» **TASKS TO PERFORM**:
• a. Answer these from the text about Bt eggplant and gene drives:
(i) In what year was Bt eggplant approved in Bangladesh?
(ii) In what year was Bt Brinjal stopped in India?
(iii) Who is investing hundreds of millions of dollars in gene drives?
• b. Write the next paragraph of the text about Bt eggplant and gene drives, picking up after its final sentence.

» **TEXT SHOWN**:
________________

Since its approval in Bangladesh in 2013 the cultivation of Bt eggplant (Bt brinjal) has been strongly criticised. Farida Akhtar, founder of Ubinig. She declared that Bangladesh is a centre of origin of brinjal and home to over 100 varieties, which now face genetic contamination from the GM varieties through natural cross-pollination”. The same Bt Brinjal was stopped in India in 2010. At the time civil society movements and numerous independent scientists had expressed great concern on how contamination between the GM eggplant and other eggplant traditional varieties would have been rapid and irreversible.

New Gmos

Gene drives are a new biotechnology development that combines the extreme genetic engineering of synthetic biology and new gene editing techniques. Hundreds of millions of dollars are being invested by U.S. Military, companies and foundations on this new technology which have the potential to dramatically transform our natural world and humanity’s relationship to it, wiping out entire species, irreversibly damaging the planet’s life-sustaining biodiversity and altering the genetic balance of the ecosystem. But again we see that ethical considerations and ecological consequences are of no import to those who stand to profit hugely from the development of such a technology, be it militarily as a covert war instrument, or materially in the agribusiness and big pharma worlds of power and profit.

________________

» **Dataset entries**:
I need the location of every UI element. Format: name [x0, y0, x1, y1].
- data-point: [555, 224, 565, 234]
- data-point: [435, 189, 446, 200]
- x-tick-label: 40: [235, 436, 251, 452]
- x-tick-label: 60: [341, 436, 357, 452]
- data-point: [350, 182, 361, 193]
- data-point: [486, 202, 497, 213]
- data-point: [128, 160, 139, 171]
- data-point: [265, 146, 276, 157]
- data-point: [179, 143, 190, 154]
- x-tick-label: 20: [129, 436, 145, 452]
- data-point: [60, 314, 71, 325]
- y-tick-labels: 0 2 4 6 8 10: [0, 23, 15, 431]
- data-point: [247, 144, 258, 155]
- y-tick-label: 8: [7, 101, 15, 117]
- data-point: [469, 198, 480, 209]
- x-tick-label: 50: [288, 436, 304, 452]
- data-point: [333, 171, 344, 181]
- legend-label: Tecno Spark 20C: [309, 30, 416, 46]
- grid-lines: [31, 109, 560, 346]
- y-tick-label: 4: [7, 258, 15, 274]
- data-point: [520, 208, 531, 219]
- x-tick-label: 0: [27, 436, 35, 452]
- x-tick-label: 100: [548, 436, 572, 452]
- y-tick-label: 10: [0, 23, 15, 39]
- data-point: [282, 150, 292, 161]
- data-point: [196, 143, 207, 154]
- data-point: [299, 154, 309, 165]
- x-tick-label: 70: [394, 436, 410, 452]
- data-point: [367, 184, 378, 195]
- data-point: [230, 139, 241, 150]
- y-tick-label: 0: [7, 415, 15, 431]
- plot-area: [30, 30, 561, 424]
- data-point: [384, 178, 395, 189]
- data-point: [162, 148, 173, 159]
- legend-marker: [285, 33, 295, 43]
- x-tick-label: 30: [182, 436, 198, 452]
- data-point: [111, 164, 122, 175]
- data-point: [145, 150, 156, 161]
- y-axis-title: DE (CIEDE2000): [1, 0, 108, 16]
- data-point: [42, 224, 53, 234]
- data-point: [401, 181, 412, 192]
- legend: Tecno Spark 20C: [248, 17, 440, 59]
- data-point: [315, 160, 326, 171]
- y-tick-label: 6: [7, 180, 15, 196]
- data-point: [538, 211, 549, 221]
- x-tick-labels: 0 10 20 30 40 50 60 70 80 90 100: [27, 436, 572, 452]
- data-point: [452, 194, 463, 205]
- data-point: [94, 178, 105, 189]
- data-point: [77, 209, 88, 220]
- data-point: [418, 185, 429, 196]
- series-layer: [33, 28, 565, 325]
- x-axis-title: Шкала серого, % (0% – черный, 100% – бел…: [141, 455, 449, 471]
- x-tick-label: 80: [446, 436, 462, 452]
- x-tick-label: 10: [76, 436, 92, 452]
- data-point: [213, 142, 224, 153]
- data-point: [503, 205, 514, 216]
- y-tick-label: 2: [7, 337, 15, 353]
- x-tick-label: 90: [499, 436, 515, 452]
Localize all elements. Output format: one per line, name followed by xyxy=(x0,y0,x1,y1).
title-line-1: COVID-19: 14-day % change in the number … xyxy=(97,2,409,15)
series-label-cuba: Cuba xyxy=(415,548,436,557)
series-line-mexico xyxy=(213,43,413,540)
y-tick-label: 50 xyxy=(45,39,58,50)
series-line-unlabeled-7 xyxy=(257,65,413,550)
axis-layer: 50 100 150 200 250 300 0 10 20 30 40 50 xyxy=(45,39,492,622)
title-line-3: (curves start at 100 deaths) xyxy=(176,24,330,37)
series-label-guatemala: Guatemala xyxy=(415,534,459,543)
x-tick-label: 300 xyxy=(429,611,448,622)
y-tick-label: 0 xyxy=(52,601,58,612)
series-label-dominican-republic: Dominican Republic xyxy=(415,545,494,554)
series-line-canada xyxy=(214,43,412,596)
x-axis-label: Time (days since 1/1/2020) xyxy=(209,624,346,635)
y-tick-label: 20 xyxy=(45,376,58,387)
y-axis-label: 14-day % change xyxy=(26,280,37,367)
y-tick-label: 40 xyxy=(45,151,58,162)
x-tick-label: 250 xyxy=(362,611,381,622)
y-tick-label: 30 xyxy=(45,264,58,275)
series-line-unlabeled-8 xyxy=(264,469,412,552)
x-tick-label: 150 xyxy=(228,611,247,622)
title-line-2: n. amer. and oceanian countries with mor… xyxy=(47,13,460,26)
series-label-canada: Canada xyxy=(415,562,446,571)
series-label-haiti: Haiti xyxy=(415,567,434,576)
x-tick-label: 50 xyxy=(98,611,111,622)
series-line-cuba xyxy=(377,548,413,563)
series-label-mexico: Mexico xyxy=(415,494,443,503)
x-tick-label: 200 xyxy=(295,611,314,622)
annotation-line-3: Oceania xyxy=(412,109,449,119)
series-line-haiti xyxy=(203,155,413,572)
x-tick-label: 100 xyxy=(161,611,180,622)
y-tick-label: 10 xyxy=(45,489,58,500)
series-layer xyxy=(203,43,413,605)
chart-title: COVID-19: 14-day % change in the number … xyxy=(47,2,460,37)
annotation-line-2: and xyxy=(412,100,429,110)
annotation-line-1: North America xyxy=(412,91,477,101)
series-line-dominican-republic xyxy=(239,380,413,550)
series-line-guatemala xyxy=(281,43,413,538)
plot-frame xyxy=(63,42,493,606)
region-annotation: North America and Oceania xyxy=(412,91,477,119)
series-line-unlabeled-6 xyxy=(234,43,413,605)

________________

» **SOLVED TASKS**:
• a.
(i) 2013
(ii) 2010
(iii) The U.S. Military, companies and foundations

• b.
GMO Myths

Building on the propaganda about the benefits of chemical agriculture, the agrochemical/biotechnology industry has promoted in the last decades the false promise that its genetically engineered crops would feed the world, produce higher yields, resist climate change and reduce the use of pesticides. But none of these promises has been fulfilled:

Further common myths about GMOs, which are widely spread and promoted by an aggressive PR campaign by the biotech industry have been debunked in the report “GMO Myths and Truths: A Citizen’s Guide to the Evidence on the Safety and Efficacy of Genetically Modified Crops and Foods”, by Claire Robinson, Michael Antoniou PhD and John Fagan PhD. It argues that:

  • GMOs are not an extension of natural breeding, they are laboratory-made and pose different risks from non-GM crops;
  • GMOs are neither safe to eat nor adequately regulated for safety. They can be toxic, allergenic or less nutritious than their natural counterparts;
  • GMOs neither benefit the environment nor can help solve problems caused by climate change. They harm soil quality, disrupt ecosystems, reduce biodiversity and do not offer effective solutions to climate change.
  • GMOs do not Reduce energy use, but are as energy-hungry as any other chemically-farmed crops

Furthermore, as Dr. Vandana Shiva has often pointed out:

  • Genetic engineering does not create a plant or an organism and therefore GMOs are not an “invention” of corporations that can be patented and owned,; it is merely a tool to transfer genes across species. Living organisms are self-organizing, self-replicating systems. They make themselves. Unlike machines, they cannot be engineered.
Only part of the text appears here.